-- BEGIN DATASET ENTRIES --

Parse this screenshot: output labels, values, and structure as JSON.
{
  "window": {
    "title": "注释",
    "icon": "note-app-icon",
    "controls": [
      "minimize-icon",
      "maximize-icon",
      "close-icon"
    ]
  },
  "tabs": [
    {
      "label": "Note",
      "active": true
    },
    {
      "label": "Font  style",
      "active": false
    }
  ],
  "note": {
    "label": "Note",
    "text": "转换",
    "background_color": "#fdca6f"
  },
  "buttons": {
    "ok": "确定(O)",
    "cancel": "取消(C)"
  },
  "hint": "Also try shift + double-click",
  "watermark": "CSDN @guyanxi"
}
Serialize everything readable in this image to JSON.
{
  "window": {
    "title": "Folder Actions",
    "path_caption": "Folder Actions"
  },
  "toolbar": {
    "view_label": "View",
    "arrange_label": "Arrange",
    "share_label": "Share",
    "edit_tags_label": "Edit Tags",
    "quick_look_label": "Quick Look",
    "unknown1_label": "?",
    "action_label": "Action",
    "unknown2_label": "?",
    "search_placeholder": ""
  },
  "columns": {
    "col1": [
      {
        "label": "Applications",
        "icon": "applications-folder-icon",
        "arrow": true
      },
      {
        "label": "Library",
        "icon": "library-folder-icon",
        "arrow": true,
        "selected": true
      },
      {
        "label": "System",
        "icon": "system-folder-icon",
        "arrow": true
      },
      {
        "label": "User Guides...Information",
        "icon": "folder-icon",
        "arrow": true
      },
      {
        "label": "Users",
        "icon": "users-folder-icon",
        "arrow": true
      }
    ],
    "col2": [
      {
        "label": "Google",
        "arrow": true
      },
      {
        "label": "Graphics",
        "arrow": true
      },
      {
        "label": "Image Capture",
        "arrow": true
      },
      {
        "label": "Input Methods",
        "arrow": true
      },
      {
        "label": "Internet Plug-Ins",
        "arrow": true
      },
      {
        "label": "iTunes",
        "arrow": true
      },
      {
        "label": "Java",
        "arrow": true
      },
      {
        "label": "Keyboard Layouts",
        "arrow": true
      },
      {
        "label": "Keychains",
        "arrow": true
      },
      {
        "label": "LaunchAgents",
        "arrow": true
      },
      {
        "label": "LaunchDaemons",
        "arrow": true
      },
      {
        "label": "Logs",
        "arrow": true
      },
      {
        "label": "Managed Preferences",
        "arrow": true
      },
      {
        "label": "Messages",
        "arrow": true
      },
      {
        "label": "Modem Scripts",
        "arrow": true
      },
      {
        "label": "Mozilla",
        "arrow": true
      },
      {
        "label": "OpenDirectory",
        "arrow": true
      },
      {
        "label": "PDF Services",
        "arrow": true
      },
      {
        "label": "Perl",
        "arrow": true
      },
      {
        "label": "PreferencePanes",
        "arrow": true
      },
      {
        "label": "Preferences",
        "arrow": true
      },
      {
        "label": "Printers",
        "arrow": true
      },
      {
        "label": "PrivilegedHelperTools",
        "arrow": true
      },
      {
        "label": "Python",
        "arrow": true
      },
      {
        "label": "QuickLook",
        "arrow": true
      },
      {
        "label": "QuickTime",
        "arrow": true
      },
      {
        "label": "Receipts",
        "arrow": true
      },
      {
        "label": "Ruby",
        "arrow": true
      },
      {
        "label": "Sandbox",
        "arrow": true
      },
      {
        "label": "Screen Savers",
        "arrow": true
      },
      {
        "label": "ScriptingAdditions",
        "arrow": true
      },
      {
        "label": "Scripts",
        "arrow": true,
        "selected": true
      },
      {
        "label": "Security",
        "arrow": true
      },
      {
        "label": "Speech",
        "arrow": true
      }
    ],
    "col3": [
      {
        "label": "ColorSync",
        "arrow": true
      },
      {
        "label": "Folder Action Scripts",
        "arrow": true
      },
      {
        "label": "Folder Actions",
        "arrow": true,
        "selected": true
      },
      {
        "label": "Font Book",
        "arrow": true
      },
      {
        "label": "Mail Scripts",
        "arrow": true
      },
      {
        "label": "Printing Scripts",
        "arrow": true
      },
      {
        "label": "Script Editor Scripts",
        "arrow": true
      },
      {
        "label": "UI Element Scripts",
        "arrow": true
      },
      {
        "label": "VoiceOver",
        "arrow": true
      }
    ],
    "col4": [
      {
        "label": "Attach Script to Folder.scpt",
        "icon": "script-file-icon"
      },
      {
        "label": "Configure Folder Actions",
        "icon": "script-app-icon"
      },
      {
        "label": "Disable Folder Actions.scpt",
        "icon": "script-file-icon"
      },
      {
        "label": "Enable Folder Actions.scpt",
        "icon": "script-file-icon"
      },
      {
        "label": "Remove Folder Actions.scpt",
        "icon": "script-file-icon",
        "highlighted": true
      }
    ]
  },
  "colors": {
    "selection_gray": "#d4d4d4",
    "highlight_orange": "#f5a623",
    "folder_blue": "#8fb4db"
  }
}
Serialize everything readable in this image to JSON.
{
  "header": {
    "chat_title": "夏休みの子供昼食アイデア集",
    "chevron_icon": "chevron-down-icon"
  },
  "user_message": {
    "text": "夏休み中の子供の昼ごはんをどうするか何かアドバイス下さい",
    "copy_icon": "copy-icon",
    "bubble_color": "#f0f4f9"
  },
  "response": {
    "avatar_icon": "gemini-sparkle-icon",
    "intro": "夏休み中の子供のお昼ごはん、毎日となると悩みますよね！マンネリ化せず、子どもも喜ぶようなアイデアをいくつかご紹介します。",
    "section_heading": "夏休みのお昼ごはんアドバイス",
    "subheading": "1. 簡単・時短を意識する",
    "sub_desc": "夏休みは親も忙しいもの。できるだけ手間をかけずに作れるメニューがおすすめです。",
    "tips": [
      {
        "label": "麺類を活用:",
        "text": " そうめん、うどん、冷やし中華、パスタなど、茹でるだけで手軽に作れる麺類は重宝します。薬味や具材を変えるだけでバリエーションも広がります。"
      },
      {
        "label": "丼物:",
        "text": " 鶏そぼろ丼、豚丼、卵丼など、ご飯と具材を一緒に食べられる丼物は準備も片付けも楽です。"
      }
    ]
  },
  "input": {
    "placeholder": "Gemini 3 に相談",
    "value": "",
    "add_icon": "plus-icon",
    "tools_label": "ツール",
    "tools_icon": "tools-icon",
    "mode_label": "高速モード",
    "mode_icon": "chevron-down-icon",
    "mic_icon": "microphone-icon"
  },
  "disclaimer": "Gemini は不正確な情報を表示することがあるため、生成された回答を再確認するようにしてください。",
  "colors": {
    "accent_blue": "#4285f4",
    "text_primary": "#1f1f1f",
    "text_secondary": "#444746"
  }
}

-- END DATASET ENTRIES --
-- BEGIN DATASET ENTRIES --

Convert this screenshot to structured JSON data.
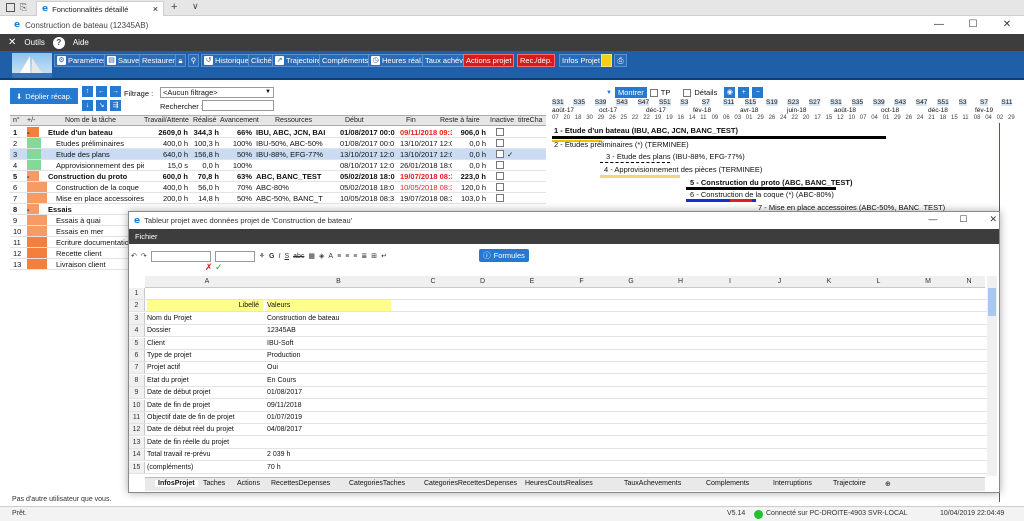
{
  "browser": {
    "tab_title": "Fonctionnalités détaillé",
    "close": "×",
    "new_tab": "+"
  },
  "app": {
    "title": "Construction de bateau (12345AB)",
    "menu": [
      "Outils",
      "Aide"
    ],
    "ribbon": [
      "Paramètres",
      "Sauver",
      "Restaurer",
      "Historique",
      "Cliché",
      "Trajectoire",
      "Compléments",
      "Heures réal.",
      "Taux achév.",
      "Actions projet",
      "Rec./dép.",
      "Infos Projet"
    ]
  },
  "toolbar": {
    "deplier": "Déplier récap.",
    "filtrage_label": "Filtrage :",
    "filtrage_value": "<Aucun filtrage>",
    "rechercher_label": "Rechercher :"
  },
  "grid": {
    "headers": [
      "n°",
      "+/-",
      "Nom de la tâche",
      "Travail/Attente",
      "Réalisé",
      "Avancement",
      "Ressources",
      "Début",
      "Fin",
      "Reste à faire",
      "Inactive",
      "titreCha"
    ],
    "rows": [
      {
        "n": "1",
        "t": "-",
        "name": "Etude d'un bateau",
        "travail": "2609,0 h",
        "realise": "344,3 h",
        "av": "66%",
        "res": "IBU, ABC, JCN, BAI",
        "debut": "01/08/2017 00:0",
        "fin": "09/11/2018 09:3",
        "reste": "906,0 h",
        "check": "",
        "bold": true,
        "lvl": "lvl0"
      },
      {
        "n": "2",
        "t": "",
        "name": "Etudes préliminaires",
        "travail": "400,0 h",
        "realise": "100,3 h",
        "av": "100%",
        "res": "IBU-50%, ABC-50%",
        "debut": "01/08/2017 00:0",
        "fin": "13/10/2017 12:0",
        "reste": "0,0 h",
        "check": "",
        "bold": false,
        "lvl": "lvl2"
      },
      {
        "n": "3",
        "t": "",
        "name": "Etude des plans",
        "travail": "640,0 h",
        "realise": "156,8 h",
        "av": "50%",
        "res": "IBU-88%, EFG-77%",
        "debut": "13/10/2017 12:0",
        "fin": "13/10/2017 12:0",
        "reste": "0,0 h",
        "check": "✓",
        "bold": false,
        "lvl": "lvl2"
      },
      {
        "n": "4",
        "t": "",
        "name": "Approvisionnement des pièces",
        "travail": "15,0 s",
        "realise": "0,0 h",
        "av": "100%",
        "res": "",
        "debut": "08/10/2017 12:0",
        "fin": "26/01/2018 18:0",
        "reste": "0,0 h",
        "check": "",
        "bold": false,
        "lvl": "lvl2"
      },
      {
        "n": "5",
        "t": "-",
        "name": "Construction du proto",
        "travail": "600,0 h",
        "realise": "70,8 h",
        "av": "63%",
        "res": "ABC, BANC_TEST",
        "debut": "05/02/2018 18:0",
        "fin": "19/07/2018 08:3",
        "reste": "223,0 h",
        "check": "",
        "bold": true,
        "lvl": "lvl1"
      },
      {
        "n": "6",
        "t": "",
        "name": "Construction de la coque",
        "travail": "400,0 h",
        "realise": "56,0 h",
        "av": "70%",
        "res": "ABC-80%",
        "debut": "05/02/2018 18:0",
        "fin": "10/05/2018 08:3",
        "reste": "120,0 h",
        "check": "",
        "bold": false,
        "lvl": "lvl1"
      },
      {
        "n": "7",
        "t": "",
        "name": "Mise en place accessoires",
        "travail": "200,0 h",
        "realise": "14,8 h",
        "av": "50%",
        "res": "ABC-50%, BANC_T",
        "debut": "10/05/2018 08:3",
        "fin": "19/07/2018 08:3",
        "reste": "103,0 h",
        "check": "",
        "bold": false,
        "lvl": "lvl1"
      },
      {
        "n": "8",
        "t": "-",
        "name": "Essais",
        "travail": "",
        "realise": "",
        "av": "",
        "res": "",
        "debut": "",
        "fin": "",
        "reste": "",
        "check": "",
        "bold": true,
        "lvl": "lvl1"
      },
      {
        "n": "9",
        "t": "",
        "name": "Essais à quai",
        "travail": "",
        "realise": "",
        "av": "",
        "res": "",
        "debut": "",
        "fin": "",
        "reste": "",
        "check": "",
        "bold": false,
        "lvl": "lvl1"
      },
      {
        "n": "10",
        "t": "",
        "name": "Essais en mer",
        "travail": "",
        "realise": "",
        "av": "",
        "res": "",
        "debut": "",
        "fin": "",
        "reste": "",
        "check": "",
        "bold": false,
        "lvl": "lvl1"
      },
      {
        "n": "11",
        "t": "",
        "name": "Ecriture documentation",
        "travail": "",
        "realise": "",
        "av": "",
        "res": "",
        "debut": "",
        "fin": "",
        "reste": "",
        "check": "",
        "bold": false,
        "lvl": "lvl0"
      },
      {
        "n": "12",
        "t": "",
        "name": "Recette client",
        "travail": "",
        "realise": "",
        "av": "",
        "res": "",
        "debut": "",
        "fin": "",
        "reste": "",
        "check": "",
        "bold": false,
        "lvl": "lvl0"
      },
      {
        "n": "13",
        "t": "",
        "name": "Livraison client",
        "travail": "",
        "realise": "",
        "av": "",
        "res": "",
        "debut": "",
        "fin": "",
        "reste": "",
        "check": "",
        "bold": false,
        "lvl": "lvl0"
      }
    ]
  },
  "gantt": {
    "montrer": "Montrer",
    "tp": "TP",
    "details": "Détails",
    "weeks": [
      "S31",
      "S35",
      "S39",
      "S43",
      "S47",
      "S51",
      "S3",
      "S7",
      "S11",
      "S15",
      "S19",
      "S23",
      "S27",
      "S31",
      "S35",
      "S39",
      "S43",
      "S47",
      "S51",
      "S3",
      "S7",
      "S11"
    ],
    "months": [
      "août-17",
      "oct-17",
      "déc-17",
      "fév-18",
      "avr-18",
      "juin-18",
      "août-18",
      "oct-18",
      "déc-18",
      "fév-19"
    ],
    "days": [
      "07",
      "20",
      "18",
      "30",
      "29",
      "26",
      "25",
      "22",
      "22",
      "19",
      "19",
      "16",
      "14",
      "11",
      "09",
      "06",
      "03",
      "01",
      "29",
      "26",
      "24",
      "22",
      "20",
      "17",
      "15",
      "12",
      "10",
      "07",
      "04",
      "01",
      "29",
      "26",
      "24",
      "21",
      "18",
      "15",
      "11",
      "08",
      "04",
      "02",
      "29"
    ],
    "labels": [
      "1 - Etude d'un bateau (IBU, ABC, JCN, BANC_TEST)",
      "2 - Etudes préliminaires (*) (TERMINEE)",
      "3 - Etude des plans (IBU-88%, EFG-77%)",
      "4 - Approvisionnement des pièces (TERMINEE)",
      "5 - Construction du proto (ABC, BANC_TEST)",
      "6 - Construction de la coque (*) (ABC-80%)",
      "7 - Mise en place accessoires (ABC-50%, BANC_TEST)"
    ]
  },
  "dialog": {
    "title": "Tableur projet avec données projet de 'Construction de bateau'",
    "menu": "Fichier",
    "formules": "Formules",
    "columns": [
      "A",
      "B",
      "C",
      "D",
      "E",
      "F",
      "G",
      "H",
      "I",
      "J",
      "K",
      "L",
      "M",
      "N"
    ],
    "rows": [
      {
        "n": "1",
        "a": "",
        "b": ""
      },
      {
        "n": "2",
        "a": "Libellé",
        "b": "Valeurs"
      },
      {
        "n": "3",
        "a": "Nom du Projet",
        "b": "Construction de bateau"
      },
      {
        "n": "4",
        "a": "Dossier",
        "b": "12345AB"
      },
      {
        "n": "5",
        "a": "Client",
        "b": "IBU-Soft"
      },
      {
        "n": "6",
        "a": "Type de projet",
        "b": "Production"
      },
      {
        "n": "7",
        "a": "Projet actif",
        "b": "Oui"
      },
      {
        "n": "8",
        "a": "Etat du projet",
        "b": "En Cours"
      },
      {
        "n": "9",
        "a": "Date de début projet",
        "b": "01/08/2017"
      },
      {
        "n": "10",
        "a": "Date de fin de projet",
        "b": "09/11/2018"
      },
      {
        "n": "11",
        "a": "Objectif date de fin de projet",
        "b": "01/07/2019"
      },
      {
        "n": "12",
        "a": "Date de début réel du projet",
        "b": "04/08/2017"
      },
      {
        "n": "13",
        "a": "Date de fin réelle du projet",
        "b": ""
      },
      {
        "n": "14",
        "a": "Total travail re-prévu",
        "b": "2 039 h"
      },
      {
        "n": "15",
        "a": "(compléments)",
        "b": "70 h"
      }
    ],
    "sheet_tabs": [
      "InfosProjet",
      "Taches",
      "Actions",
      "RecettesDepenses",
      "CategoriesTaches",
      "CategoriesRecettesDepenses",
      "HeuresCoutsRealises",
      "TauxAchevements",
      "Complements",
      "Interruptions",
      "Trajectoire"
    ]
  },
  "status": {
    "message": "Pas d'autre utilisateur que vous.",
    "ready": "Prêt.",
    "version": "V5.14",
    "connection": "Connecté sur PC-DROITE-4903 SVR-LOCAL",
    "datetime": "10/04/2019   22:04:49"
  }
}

-- END DATASET ENTRIES --

» **PROBLEM**
Only lines with the string "plans" belong in your answer; copy each one.

» **ANSWER IN FULL**
        "name": "Etude des plans",
      "3 - Etude des plans (IBU-88%, EFG-77%)",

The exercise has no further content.